*** Opening of Data to examine ***

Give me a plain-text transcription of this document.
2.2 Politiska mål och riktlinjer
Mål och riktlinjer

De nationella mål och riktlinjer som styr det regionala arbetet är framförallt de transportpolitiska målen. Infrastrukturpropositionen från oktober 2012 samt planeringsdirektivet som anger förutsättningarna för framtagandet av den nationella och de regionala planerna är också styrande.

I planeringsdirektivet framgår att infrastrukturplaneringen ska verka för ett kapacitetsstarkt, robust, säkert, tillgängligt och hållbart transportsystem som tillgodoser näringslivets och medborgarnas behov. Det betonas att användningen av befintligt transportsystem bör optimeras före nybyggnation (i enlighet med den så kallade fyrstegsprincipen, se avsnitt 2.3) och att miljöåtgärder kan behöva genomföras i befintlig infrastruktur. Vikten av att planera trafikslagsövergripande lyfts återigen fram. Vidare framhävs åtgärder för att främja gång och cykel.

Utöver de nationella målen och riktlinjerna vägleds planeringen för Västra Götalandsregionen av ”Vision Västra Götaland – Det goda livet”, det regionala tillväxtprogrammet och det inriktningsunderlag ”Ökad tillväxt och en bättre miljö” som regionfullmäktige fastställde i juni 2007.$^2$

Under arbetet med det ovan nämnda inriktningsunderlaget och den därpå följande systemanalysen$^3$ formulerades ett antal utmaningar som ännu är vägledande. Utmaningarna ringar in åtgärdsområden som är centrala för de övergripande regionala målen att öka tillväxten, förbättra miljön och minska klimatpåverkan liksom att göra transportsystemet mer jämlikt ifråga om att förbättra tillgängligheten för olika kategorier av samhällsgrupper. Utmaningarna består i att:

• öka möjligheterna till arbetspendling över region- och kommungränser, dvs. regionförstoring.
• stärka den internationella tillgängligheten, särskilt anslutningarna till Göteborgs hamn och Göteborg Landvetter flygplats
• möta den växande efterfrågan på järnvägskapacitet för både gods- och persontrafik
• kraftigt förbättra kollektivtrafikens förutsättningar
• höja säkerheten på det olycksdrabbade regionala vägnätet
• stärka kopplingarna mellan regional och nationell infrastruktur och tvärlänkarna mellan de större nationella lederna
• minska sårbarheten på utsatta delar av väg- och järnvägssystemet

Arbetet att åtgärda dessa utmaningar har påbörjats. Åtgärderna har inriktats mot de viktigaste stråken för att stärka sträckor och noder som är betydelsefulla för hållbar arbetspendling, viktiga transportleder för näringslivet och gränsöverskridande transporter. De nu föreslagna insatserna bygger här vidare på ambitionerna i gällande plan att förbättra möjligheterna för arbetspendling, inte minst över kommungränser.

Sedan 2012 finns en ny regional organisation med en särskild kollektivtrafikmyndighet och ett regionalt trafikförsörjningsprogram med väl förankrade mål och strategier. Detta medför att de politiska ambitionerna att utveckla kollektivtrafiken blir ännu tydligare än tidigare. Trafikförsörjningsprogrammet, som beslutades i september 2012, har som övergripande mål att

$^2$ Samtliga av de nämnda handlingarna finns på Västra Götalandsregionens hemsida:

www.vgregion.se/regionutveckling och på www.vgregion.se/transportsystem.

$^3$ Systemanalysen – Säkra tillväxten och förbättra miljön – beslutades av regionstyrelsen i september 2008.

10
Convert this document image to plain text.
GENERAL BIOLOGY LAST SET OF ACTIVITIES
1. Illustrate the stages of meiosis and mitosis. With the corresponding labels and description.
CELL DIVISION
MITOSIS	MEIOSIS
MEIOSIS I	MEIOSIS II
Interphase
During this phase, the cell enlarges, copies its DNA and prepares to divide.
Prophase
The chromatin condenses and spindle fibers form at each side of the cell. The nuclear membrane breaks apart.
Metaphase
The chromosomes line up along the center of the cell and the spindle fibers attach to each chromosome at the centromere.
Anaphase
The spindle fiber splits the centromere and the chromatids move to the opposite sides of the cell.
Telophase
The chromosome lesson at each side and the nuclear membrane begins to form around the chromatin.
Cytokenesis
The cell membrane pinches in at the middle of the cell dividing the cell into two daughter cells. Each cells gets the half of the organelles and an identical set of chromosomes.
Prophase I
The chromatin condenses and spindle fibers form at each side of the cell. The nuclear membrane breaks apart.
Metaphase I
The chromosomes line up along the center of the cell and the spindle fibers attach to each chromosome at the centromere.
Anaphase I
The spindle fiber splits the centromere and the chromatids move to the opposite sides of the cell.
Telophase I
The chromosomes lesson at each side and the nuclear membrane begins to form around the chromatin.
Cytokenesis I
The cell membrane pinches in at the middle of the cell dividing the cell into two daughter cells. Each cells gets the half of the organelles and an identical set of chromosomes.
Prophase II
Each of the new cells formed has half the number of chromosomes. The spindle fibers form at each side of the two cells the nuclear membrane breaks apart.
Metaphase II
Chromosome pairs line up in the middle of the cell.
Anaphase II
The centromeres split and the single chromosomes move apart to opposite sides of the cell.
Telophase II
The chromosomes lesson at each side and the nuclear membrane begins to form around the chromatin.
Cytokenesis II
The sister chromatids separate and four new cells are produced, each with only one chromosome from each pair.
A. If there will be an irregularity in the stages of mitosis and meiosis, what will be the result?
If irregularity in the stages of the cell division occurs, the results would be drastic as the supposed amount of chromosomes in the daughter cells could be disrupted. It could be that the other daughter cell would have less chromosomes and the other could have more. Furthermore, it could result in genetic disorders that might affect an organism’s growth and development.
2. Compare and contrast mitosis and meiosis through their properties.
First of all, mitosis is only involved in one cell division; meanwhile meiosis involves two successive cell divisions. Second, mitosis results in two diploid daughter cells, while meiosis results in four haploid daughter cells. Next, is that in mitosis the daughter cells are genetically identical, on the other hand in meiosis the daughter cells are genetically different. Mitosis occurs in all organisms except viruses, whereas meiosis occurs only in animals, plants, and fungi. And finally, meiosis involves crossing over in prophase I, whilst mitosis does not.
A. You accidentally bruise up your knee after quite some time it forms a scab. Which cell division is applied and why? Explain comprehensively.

*** Close of Data to examine ***

Activity: A verbatim reproduction of all the records above is the expected answer.

Response:
Give me a plain-text transcription of this document.
2.2 Politiska mål och riktlinjer
Mål och riktlinjer

De nationella mål och riktlinjer som styr det regionala arbetet är framförallt de transportpolitiska målen. Infrastrukturpropositionen från oktober 2012 samt planeringsdirektivet som anger förutsättningarna för framtagandet av den nationella och de regionala planerna är också styrande.

I planeringsdirektivet framgår att infrastrukturplaneringen ska verka för ett kapacitetsstarkt, robust, säkert, tillgängligt och hållbart transportsystem som tillgodoser näringslivets och medborgarnas behov. Det betonas att användningen av befintligt transportsystem bör optimeras före nybyggnation (i enlighet med den så kallade fyrstegsprincipen, se avsnitt 2.3) och att miljöåtgärder kan behöva genomföras i befintlig infrastruktur. Vikten av att planera trafikslagsövergripande lyfts återigen fram. Vidare framhävs åtgärder för att främja gång och cykel.

Utöver de nationella målen och riktlinjerna vägleds planeringen för Västra Götalandsregionen av ”Vision Västra Götaland – Det goda livet”, det regionala tillväxtprogrammet och det inriktningsunderlag ”Ökad tillväxt och en bättre miljö” som regionfullmäktige fastställde i juni 2007.$^2$

Under arbetet med det ovan nämnda inriktningsunderlaget och den därpå följande systemanalysen$^3$ formulerades ett antal utmaningar som ännu är vägledande. Utmaningarna ringar in åtgärdsområden som är centrala för de övergripande regionala målen att öka tillväxten, förbättra miljön och minska klimatpåverkan liksom att göra transportsystemet mer jämlikt ifråga om att förbättra tillgängligheten för olika kategorier av samhällsgrupper. Utmaningarna består i att:

• öka möjligheterna till arbetspendling över region- och kommungränser, dvs. regionförstoring.
• stärka den internationella tillgängligheten, särskilt anslutningarna till Göteborgs hamn och Göteborg Landvetter flygplats
• möta den växande efterfrågan på järnvägskapacitet för både gods- och persontrafik
• kraftigt förbättra kollektivtrafikens förutsättningar
• höja säkerheten på det olycksdrabbade regionala vägnätet
• stärka kopplingarna mellan regional och nationell infrastruktur och tvärlänkarna mellan de större nationella lederna
• minska sårbarheten på utsatta delar av väg- och järnvägssystemet

Arbetet att åtgärda dessa utmaningar har påbörjats. Åtgärderna har inriktats mot de viktigaste stråken för att stärka sträckor och noder som är betydelsefulla för hållbar arbetspendling, viktiga transportleder för näringslivet och gränsöverskridande transporter. De nu föreslagna insatserna bygger här vidare på ambitionerna i gällande plan att förbättra möjligheterna för arbetspendling, inte minst över kommungränser.

Sedan 2012 finns en ny regional organisation med en särskild kollektivtrafikmyndighet och ett regionalt trafikförsörjningsprogram med väl förankrade mål och strategier. Detta medför att de politiska ambitionerna att utveckla kollektivtrafiken blir ännu tydligare än tidigare. Trafikförsörjningsprogrammet, som beslutades i september 2012, har som övergripande mål att

$^2$ Samtliga av de nämnda handlingarna finns på Västra Götalandsregionens hemsida:

www.vgregion.se/regionutveckling och på www.vgregion.se/transportsystem.

$^3$ Systemanalysen – Säkra tillväxten och förbättra miljön – beslutades av regionstyrelsen i september 2008.

10
Convert this document image to plain text.
GENERAL BIOLOGY LAST SET OF ACTIVITIES
1. Illustrate the stages of meiosis and mitosis. With the corresponding labels and description.
CELL DIVISION
MITOSIS	MEIOSIS
MEIOSIS I	MEIOSIS II
Interphase
During this phase, the cell enlarges, copies its DNA and prepares to divide.
Prophase
The chromatin condenses and spindle fibers form at each side of the cell. The nuclear membrane breaks apart.
Metaphase
The chromosomes line up along the center of the cell and the spindle fibers attach to each chromosome at the centromere.
Anaphase
The spindle fiber splits the centromere and the chromatids move to the opposite sides of the cell.
Telophase
The chromosome lesson at each side and the nuclear membrane begins to form around the chromatin.
Cytokenesis
The cell membrane pinches in at the middle of the cell dividing the cell into two daughter cells. Each cells gets the half of the organelles and an identical set of chromosomes.
Prophase I
The chromatin condenses and spindle fibers form at each side of the cell. The nuclear membrane breaks apart.
Metaphase I
The chromosomes line up along the center of the cell and the spindle fibers attach to each chromosome at the centromere.
Anaphase I
The spindle fiber splits the centromere and the chromatids move to the opposite sides of the cell.
Telophase I
The chromosomes lesson at each side and the nuclear membrane begins to form around the chromatin.
Cytokenesis I
The cell membrane pinches in at the middle of the cell dividing the cell into two daughter cells. Each cells gets the half of the organelles and an identical set of chromosomes.
Prophase II
Each of the new cells formed has half the number of chromosomes. The spindle fibers form at each side of the two cells the nuclear membrane breaks apart.
Metaphase II
Chromosome pairs line up in the middle of the cell.
Anaphase II
The centromeres split and the single chromosomes move apart to opposite sides of the cell.
Telophase II
The chromosomes lesson at each side and the nuclear membrane begins to form around the chromatin.
Cytokenesis II
The sister chromatids separate and four new cells are produced, each with only one chromosome from each pair.
A. If there will be an irregularity in the stages of mitosis and meiosis, what will be the result?
If irregularity in the stages of the cell division occurs, the results would be drastic as the supposed amount of chromosomes in the daughter cells could be disrupted. It could be that the other daughter cell would have less chromosomes and the other could have more. Furthermore, it could result in genetic disorders that might affect an organism’s growth and development.
2. Compare and contrast mitosis and meiosis through their properties.
First of all, mitosis is only involved in one cell division; meanwhile meiosis involves two successive cell divisions. Second, mitosis results in two diploid daughter cells, while meiosis results in four haploid daughter cells. Next, is that in mitosis the daughter cells are genetically identical, on the other hand in meiosis the daughter cells are genetically different. Mitosis occurs in all organisms except viruses, whereas meiosis occurs only in animals, plants, and fungi. And finally, meiosis involves crossing over in prophase I, whilst mitosis does not.
A. You accidentally bruise up your knee after quite some time it forms a scab. Which cell division is applied and why? Explain comprehensively.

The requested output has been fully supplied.